▶ _Given request_:
Each line of the material below that holds the word "Vaňková" needs to be copied.

[Stored records]
• • • • • • •
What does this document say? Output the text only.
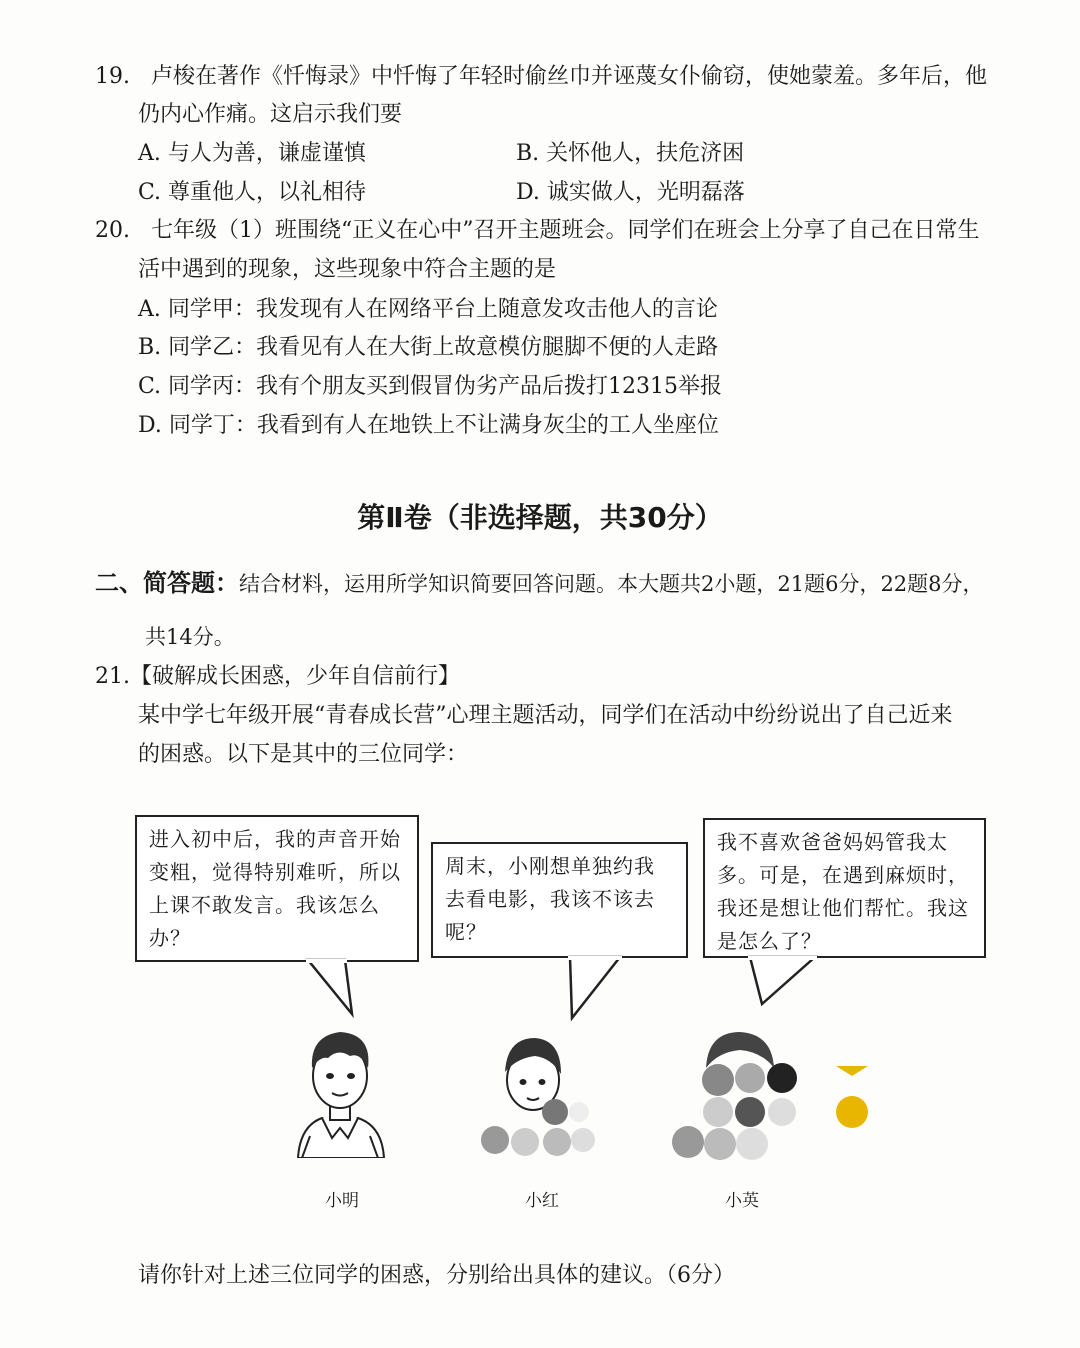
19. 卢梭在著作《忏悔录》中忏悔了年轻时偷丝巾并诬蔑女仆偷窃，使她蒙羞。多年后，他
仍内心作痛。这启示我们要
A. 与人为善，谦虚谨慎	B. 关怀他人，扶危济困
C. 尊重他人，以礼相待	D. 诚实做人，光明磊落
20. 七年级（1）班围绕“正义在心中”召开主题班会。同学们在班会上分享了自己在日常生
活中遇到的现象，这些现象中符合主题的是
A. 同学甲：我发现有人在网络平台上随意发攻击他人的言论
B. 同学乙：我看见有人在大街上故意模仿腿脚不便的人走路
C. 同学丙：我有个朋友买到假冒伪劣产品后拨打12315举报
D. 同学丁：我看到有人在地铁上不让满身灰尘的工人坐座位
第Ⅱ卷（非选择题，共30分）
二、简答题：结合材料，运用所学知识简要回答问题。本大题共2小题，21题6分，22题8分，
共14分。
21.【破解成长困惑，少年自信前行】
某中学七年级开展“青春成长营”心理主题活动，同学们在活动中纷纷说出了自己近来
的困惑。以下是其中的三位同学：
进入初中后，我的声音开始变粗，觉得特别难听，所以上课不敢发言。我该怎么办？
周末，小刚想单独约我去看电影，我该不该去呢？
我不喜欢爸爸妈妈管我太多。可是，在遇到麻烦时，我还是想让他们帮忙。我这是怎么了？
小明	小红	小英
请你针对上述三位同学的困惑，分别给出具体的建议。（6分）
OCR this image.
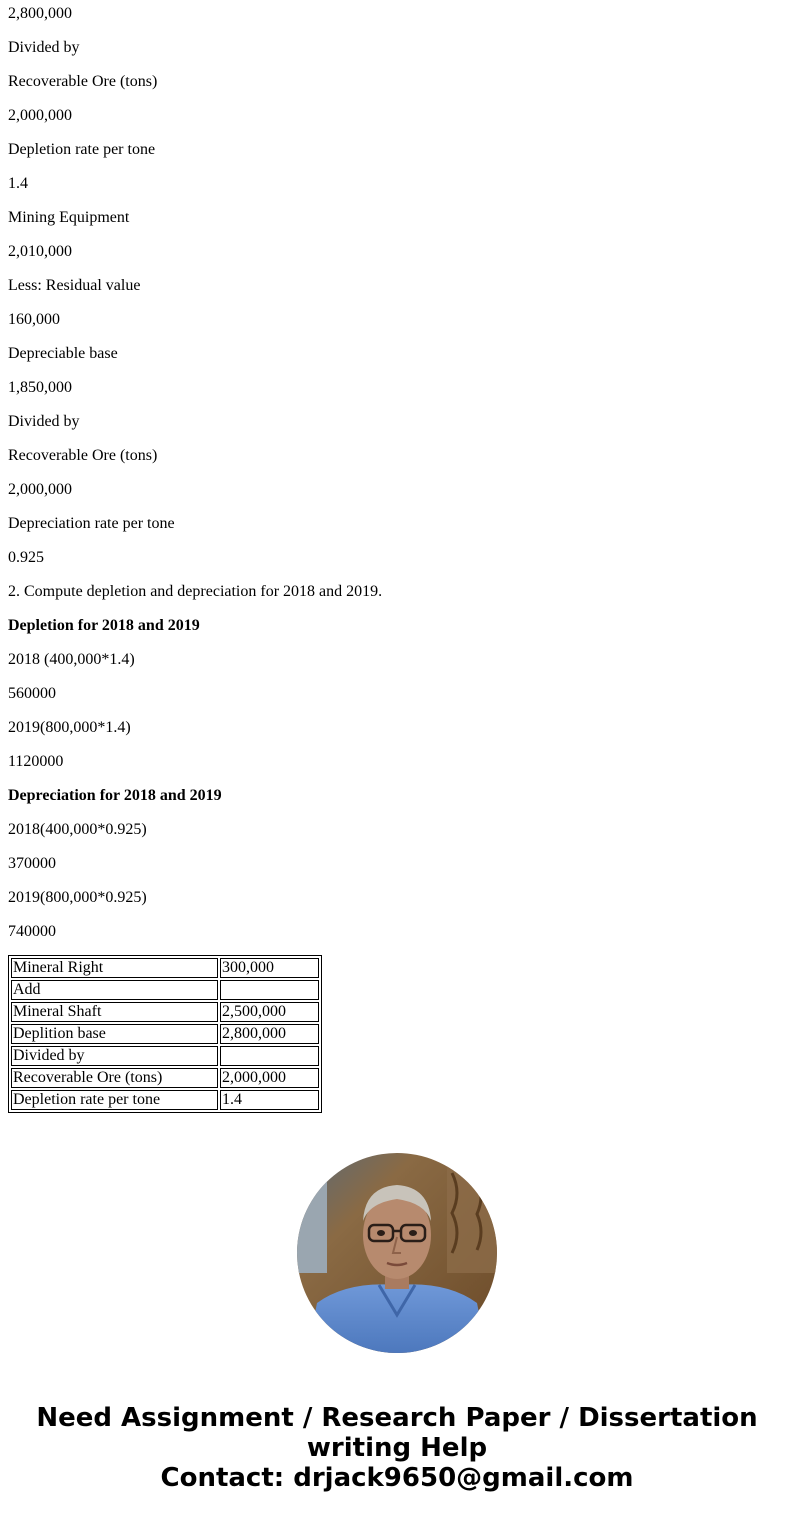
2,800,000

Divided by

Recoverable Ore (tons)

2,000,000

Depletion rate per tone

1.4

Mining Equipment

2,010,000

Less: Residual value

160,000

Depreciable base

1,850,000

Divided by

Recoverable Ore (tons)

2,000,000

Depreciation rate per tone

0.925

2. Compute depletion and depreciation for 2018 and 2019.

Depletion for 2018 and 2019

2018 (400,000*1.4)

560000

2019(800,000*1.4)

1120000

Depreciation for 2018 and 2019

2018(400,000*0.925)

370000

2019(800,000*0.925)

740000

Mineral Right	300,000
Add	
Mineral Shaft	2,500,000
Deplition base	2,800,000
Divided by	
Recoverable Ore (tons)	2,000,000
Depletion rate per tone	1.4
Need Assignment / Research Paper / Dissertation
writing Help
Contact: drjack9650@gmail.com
• • • • • • •
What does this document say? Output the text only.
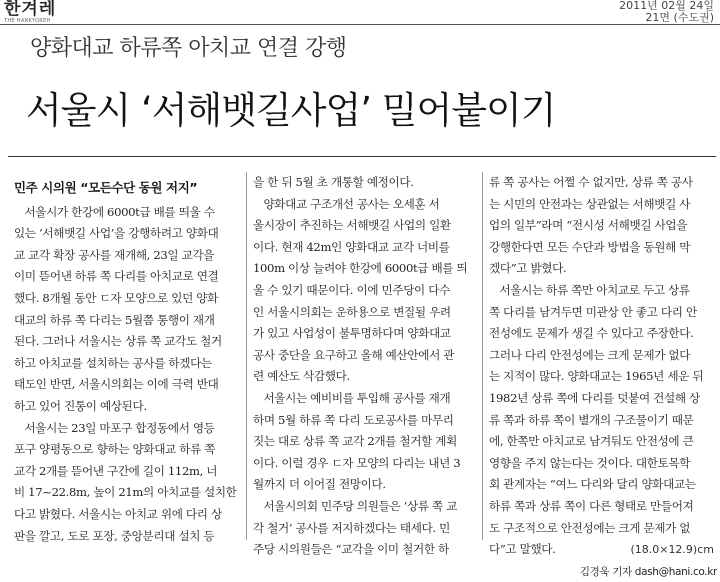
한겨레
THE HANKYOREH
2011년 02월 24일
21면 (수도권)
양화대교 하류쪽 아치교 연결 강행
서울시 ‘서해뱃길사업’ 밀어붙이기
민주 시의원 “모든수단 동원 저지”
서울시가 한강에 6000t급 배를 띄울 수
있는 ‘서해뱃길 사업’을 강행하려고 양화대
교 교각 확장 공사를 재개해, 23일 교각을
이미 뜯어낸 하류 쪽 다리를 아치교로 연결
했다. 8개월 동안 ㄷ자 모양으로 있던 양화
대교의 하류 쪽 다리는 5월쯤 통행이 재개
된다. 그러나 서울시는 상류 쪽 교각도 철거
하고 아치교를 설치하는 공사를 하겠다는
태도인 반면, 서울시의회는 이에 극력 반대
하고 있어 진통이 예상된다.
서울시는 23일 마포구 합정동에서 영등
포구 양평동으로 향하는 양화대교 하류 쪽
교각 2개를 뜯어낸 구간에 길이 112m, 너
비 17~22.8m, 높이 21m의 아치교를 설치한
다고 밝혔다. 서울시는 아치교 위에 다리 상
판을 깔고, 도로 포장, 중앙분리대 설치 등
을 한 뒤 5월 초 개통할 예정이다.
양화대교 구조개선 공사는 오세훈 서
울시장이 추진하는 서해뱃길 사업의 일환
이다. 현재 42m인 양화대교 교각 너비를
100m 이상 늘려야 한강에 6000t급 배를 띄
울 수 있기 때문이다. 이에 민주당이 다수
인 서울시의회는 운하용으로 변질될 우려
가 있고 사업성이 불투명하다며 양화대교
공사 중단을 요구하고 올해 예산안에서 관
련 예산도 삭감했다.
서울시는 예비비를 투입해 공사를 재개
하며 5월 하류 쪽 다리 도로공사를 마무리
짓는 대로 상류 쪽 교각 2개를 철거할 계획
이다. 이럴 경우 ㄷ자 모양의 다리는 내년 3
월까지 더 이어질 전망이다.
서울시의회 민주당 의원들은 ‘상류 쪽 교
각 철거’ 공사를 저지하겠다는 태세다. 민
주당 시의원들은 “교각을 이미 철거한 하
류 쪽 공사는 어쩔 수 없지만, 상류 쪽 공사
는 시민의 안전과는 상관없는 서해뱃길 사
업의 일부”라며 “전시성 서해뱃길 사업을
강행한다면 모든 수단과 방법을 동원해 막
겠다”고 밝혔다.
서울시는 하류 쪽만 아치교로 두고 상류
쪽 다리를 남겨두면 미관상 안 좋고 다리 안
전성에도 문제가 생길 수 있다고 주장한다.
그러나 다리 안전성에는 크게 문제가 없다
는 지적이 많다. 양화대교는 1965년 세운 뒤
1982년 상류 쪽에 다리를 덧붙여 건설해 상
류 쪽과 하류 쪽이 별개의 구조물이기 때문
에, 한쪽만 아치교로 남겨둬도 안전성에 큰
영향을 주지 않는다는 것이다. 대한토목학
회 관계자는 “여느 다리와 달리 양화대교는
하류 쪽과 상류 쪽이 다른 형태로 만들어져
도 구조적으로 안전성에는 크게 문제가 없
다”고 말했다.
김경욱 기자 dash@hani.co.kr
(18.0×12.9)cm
• • • • • • •
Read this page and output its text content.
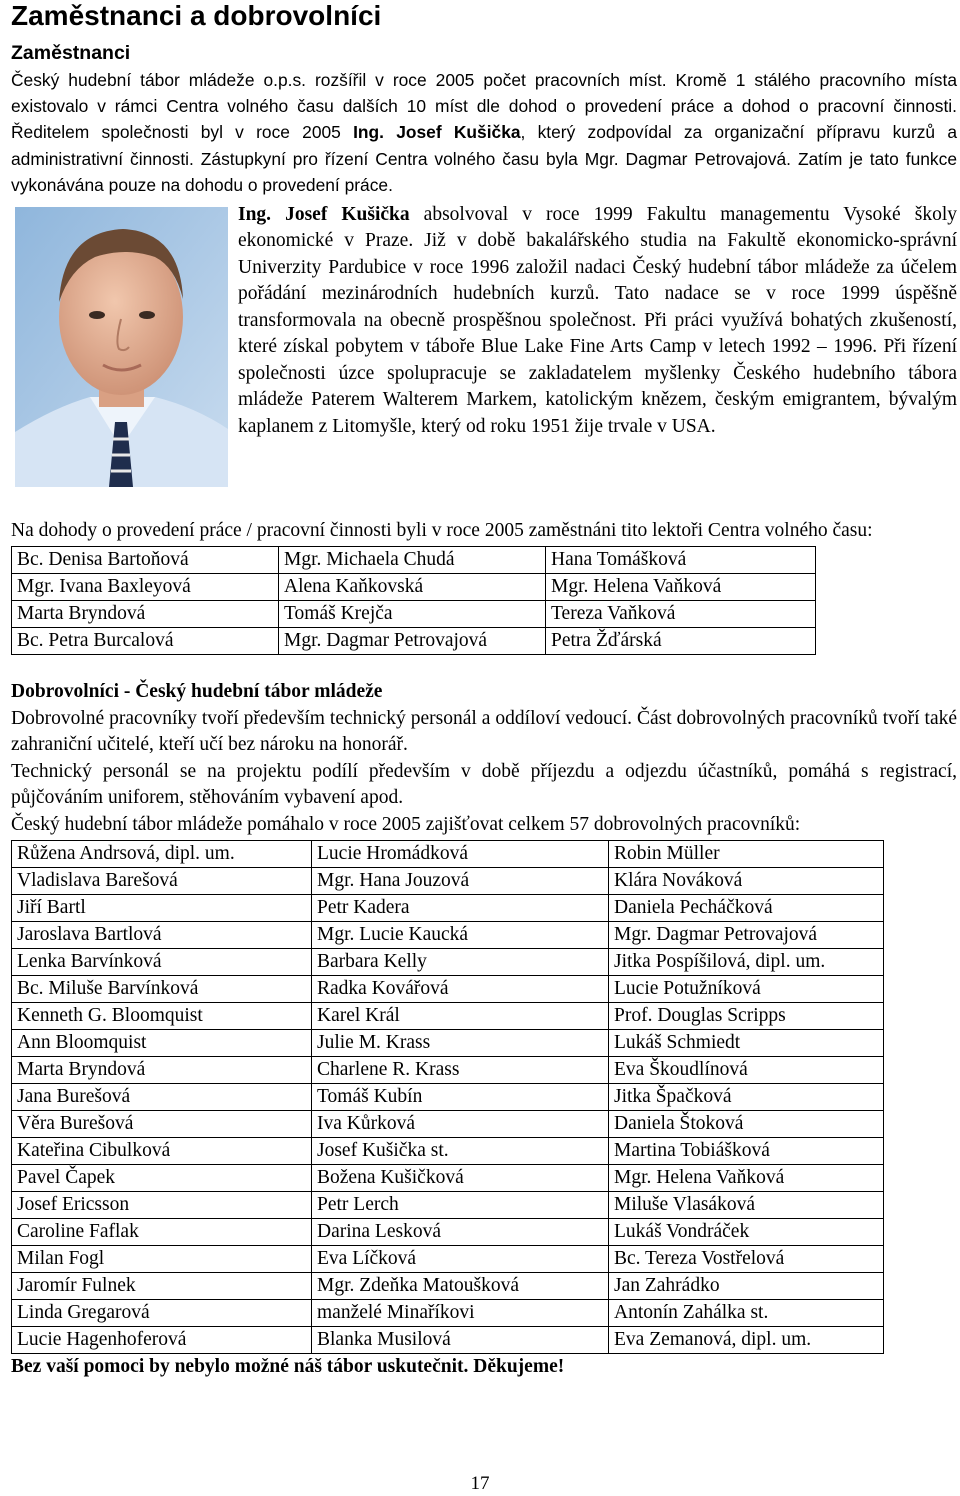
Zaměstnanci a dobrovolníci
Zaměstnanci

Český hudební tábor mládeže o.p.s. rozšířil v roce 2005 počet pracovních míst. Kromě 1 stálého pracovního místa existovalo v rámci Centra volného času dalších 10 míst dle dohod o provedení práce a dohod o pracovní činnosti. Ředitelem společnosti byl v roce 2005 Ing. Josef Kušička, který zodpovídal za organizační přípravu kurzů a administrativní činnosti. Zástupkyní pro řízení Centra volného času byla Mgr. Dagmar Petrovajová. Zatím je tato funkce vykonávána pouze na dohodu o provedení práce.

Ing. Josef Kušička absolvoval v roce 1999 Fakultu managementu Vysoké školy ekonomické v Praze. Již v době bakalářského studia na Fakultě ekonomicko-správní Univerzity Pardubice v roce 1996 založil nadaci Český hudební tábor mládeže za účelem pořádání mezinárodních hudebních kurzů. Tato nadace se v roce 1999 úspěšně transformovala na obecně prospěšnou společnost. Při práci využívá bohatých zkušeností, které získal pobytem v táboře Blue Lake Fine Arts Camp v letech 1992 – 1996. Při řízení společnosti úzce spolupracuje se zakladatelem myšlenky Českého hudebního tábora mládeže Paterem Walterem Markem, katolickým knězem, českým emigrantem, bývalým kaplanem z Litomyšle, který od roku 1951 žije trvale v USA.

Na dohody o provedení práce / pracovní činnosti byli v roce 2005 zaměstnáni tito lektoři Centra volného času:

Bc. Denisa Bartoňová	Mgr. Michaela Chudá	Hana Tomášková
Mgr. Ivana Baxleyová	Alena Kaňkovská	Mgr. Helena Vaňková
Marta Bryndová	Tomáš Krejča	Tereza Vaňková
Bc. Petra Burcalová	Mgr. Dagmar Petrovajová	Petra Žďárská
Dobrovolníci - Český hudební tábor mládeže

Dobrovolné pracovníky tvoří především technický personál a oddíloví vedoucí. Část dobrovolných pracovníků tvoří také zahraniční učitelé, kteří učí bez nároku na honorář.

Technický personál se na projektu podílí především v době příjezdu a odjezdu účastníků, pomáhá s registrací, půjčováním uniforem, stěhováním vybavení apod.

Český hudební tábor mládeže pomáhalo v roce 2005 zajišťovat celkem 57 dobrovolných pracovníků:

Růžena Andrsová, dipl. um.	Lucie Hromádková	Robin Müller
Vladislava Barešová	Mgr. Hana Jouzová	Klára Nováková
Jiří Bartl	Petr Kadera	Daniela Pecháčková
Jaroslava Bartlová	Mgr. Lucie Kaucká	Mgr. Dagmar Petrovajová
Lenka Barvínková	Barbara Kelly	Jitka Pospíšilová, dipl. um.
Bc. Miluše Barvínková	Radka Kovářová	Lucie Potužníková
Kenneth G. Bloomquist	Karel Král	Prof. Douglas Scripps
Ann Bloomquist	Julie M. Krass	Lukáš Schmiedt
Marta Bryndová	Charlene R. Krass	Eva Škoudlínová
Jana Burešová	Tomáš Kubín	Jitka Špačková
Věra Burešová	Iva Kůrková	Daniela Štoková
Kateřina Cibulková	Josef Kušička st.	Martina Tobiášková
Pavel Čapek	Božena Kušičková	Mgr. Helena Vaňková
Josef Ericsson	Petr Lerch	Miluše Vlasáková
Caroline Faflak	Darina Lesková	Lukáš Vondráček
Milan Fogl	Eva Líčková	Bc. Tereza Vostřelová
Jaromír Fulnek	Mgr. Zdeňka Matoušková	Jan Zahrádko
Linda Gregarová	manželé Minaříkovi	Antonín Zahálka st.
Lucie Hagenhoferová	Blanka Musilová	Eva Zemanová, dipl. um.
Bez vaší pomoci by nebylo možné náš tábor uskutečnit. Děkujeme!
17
• • • • • • •
▶ _Written solution_:
Mgr. Ivana Baxleyová	Alena Kaňkovská	Mgr. Helena Vaňková
Marta Bryndová	Tomáš Krejča	Tereza Vaňková
Pavel Čapek	Božena Kušičková	Mgr. Helena Vaňková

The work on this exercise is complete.